═════ Available data ═════

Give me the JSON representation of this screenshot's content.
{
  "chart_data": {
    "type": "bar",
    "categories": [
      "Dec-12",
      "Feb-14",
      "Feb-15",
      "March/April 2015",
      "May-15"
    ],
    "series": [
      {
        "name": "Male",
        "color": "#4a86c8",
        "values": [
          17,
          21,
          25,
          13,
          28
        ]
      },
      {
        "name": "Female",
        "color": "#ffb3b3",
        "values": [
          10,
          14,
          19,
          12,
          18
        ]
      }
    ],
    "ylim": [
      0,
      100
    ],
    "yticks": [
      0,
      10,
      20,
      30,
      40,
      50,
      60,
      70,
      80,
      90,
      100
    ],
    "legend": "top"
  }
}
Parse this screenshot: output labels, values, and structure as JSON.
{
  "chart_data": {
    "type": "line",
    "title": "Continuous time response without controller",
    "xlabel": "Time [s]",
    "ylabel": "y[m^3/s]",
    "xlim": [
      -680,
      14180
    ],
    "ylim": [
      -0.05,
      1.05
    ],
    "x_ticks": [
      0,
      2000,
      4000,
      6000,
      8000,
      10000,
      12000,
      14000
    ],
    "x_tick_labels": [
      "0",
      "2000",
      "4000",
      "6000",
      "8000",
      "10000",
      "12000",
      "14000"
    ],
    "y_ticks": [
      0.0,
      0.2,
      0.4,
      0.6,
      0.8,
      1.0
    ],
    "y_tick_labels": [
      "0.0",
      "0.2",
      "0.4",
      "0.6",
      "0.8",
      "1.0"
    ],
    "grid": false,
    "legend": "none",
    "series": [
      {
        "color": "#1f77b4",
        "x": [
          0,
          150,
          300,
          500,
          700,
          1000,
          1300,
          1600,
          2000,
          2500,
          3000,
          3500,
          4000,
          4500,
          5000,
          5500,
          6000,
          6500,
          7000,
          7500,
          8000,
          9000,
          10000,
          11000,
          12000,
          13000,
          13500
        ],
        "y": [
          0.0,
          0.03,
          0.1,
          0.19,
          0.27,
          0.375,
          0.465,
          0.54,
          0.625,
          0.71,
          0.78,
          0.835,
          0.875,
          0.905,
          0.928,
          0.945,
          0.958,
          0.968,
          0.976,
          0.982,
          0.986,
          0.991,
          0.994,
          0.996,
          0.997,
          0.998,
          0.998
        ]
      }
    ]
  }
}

═════

Work to do →
Extract every line above containing the word "this".

Correct answer →
Give me the JSON representation of this screenshot's content.
Parse this screenshot: output labels, values, and structure as JSON.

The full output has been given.